[CHALLENGE]
Transcribe the data that follows precisely, omitting nothing.

[Saved data entries]
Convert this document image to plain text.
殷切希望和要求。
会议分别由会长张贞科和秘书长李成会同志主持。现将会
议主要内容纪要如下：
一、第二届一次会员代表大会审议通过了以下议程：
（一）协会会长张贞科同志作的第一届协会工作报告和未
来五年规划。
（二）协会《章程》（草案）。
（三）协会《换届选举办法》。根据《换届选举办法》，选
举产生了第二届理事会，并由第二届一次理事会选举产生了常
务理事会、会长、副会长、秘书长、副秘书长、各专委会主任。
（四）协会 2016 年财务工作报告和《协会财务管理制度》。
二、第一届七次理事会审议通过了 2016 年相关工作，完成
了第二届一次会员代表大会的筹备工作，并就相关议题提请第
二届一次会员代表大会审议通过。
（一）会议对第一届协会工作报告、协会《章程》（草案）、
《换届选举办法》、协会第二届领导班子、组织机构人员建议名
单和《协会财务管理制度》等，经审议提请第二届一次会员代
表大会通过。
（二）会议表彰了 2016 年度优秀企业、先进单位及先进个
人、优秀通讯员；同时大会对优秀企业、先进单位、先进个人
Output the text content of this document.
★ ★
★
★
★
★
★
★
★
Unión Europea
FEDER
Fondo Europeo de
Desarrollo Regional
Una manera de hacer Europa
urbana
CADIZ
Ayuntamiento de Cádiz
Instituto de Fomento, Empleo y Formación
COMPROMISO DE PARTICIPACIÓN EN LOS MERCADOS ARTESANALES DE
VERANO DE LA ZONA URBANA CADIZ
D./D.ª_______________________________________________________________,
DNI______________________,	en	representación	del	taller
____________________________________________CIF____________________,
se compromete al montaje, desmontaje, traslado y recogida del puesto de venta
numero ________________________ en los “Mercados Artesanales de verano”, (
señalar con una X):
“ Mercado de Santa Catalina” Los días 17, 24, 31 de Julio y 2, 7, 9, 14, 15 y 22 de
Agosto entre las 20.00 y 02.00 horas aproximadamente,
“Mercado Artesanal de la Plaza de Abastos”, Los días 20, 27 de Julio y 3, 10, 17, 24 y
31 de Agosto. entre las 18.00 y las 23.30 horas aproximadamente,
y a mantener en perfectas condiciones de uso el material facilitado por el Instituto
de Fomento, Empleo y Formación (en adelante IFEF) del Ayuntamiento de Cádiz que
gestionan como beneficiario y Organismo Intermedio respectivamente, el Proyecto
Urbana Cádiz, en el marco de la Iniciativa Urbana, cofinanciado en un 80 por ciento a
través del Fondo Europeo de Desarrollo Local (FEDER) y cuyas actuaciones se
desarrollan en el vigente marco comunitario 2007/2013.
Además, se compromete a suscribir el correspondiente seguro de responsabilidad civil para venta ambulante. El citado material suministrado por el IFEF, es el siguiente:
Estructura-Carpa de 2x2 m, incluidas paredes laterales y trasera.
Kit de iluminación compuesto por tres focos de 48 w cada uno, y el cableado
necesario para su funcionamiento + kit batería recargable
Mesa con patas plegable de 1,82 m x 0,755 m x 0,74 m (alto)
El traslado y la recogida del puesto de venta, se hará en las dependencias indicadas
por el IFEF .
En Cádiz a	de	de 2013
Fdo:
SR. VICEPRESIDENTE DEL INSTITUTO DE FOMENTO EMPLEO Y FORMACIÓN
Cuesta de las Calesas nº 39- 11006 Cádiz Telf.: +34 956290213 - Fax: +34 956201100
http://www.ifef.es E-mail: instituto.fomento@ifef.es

[SOLVED PROBLEM]
Convert this document image to plain text.
殷切希望和要求。
会议分别由会长张贞科和秘书长李成会同志主持。现将会
议主要内容纪要如下：
一、第二届一次会员代表大会审议通过了以下议程：
（一）协会会长张贞科同志作的第一届协会工作报告和未
来五年规划。
（二）协会《章程》（草案）。
（三）协会《换届选举办法》。根据《换届选举办法》，选
举产生了第二届理事会，并由第二届一次理事会选举产生了常
务理事会、会长、副会长、秘书长、副秘书长、各专委会主任。
（四）协会 2016 年财务工作报告和《协会财务管理制度》。
二、第一届七次理事会审议通过了 2016 年相关工作，完成
了第二届一次会员代表大会的筹备工作，并就相关议题提请第
二届一次会员代表大会审议通过。
（一）会议对第一届协会工作报告、协会《章程》（草案）、
《换届选举办法》、协会第二届领导班子、组织机构人员建议名
单和《协会财务管理制度》等，经审议提请第二届一次会员代
表大会通过。
（二）会议表彰了 2016 年度优秀企业、先进单位及先进个
人、优秀通讯员；同时大会对优秀企业、先进单位、先进个人
Output the text content of this document.
★ ★
★
★
★
★
★
★
★
Unión Europea
FEDER
Fondo Europeo de
Desarrollo Regional
Una manera de hacer Europa
urbana
CADIZ
Ayuntamiento de Cádiz
Instituto de Fomento, Empleo y Formación
COMPROMISO DE PARTICIPACIÓN EN LOS MERCADOS ARTESANALES DE
VERANO DE LA ZONA URBANA CADIZ
D./D.ª_______________________________________________________________,
DNI______________________,	en	representación	del	taller
____________________________________________CIF____________________,
se compromete al montaje, desmontaje, traslado y recogida del puesto de venta
numero ________________________ en los “Mercados Artesanales de verano”, (
señalar con una X):
“ Mercado de Santa Catalina” Los días 17, 24, 31 de Julio y 2, 7, 9, 14, 15 y 22 de
Agosto entre las 20.00 y 02.00 horas aproximadamente,
“Mercado Artesanal de la Plaza de Abastos”, Los días 20, 27 de Julio y 3, 10, 17, 24 y
31 de Agosto. entre las 18.00 y las 23.30 horas aproximadamente,
y a mantener en perfectas condiciones de uso el material facilitado por el Instituto
de Fomento, Empleo y Formación (en adelante IFEF) del Ayuntamiento de Cádiz que
gestionan como beneficiario y Organismo Intermedio respectivamente, el Proyecto
Urbana Cádiz, en el marco de la Iniciativa Urbana, cofinanciado en un 80 por ciento a
través del Fondo Europeo de Desarrollo Local (FEDER) y cuyas actuaciones se
desarrollan en el vigente marco comunitario 2007/2013.
Además, se compromete a suscribir el correspondiente seguro de responsabilidad civil para venta ambulante. El citado material suministrado por el IFEF, es el siguiente:
Estructura-Carpa de 2x2 m, incluidas paredes laterales y trasera.
Kit de iluminación compuesto por tres focos de 48 w cada uno, y el cableado
necesario para su funcionamiento + kit batería recargable
Mesa con patas plegable de 1,82 m x 0,755 m x 0,74 m (alto)
El traslado y la recogida del puesto de venta, se hará en las dependencias indicadas
por el IFEF .
En Cádiz a	de	de 2013
Fdo:
SR. VICEPRESIDENTE DEL INSTITUTO DE FOMENTO EMPLEO Y FORMACIÓN
Cuesta de las Calesas nº 39- 11006 Cádiz Telf.: +34 956290213 - Fax: +34 956201100
http://www.ifef.es E-mail: instituto.fomento@ifef.es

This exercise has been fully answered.